* **WHAT THE TASK ASKS**
Scan the entries and state how many lines contain "används". Write no other text.

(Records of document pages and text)

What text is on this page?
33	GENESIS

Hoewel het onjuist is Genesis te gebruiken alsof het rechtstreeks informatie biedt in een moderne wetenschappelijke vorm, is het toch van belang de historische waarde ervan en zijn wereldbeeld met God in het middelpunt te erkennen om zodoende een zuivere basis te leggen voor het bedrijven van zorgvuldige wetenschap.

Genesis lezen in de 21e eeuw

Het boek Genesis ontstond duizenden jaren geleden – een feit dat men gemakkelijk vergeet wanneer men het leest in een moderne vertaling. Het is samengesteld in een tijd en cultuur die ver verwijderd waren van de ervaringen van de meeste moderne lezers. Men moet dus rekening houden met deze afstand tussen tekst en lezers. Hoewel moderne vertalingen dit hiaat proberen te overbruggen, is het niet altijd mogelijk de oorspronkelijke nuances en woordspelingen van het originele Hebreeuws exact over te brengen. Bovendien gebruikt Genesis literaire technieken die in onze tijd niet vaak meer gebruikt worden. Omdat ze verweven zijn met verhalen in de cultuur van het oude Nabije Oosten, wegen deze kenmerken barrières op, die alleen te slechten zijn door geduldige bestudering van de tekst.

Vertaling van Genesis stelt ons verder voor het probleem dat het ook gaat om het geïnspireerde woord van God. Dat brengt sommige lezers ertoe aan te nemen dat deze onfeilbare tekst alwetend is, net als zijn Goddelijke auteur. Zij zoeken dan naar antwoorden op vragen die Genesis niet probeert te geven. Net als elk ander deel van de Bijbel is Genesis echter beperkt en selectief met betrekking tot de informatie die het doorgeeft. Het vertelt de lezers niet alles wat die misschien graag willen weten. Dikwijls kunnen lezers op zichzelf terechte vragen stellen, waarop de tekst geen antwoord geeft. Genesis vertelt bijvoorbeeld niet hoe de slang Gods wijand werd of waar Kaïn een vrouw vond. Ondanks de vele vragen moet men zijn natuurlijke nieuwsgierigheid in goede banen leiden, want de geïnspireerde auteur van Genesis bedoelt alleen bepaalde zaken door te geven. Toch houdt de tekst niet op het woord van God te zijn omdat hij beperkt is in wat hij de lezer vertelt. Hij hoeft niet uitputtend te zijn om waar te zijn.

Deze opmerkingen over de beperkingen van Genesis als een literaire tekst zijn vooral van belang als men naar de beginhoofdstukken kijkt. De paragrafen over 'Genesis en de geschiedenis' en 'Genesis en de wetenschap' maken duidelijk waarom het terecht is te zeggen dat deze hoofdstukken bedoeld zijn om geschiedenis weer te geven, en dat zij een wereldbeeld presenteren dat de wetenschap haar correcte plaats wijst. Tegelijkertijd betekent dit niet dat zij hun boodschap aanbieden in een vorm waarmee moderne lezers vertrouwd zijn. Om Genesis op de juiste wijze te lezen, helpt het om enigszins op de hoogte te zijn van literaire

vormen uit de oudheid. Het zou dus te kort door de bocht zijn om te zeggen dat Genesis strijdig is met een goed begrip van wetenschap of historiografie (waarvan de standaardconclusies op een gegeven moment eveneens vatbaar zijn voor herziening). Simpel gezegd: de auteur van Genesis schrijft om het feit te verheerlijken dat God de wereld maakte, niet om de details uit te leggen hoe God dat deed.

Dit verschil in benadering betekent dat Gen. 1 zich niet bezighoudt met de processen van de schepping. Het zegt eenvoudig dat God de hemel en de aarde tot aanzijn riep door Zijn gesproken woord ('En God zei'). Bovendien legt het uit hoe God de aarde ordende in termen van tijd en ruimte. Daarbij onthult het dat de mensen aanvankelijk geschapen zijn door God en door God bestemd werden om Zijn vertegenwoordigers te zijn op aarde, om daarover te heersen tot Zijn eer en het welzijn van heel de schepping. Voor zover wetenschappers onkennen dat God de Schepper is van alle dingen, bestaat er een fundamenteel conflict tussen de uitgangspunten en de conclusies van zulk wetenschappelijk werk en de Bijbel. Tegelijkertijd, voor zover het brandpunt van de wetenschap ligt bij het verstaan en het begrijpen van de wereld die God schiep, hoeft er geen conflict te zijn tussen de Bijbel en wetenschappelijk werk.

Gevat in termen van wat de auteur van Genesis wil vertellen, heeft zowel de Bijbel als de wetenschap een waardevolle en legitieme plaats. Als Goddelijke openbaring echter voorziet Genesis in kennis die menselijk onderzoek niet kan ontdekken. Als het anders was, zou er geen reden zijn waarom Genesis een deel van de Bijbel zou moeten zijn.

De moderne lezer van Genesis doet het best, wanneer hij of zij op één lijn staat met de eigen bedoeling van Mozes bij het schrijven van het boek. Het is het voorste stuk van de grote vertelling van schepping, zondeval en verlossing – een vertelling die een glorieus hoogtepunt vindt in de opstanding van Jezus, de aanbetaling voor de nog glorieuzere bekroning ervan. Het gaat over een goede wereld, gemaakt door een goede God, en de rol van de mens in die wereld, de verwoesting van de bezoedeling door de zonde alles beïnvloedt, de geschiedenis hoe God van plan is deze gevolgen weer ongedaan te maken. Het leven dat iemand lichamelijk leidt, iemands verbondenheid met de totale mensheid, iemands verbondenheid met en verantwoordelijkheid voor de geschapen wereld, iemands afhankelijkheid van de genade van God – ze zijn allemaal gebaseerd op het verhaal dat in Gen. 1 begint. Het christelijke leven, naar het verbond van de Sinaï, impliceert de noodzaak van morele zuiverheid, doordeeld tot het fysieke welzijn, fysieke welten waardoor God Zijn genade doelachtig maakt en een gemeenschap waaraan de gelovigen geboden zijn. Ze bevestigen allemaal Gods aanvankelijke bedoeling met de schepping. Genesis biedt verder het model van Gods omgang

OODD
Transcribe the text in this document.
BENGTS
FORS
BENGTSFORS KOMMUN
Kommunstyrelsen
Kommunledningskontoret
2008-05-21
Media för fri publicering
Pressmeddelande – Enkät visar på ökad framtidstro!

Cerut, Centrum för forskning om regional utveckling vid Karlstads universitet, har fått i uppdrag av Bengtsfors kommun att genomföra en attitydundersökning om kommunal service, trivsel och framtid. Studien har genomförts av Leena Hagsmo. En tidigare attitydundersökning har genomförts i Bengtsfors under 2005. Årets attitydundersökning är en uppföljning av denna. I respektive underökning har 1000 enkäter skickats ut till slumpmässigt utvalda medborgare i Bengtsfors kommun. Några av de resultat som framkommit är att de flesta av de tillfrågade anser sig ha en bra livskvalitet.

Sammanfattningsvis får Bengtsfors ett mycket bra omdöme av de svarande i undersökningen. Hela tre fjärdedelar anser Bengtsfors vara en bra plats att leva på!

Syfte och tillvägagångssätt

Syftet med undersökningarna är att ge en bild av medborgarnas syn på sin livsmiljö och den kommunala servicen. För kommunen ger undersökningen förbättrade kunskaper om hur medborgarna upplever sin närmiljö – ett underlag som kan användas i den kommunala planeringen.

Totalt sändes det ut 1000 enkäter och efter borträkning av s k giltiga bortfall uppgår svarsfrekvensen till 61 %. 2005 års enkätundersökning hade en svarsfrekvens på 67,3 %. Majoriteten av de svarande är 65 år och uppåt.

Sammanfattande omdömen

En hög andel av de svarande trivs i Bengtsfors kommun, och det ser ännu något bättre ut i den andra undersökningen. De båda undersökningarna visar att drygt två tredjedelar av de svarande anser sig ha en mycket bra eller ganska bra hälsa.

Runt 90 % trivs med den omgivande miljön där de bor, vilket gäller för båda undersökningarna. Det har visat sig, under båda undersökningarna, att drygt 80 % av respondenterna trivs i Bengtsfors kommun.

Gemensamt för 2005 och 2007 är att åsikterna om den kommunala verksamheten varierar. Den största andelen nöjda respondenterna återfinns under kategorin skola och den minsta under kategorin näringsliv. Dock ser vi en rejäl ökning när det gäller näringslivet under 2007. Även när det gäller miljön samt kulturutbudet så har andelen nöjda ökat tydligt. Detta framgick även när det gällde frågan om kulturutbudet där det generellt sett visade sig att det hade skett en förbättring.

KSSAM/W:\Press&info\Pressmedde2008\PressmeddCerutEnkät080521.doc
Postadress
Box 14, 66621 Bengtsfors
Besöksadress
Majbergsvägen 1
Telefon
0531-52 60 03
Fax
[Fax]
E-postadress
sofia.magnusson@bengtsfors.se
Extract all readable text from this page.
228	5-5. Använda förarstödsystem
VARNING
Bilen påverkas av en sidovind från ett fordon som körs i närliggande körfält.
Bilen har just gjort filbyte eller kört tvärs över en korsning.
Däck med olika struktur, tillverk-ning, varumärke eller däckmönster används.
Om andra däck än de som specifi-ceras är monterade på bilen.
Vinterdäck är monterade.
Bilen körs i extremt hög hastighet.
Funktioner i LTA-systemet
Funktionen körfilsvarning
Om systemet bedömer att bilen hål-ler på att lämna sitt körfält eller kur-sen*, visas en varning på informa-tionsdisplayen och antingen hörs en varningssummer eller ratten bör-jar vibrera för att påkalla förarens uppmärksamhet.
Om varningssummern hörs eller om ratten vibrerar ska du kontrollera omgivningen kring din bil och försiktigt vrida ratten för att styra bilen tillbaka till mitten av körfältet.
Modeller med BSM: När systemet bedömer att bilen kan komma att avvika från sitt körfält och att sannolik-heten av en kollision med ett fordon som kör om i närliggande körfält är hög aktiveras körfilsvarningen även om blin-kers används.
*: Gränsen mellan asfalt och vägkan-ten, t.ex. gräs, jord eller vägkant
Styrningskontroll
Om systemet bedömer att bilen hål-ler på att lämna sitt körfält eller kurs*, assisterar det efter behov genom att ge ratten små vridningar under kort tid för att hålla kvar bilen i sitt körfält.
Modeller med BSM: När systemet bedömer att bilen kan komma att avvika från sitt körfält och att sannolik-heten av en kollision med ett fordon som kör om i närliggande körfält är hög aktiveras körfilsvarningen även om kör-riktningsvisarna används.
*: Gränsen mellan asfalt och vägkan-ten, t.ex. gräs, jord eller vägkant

* **TASK RESULT**
3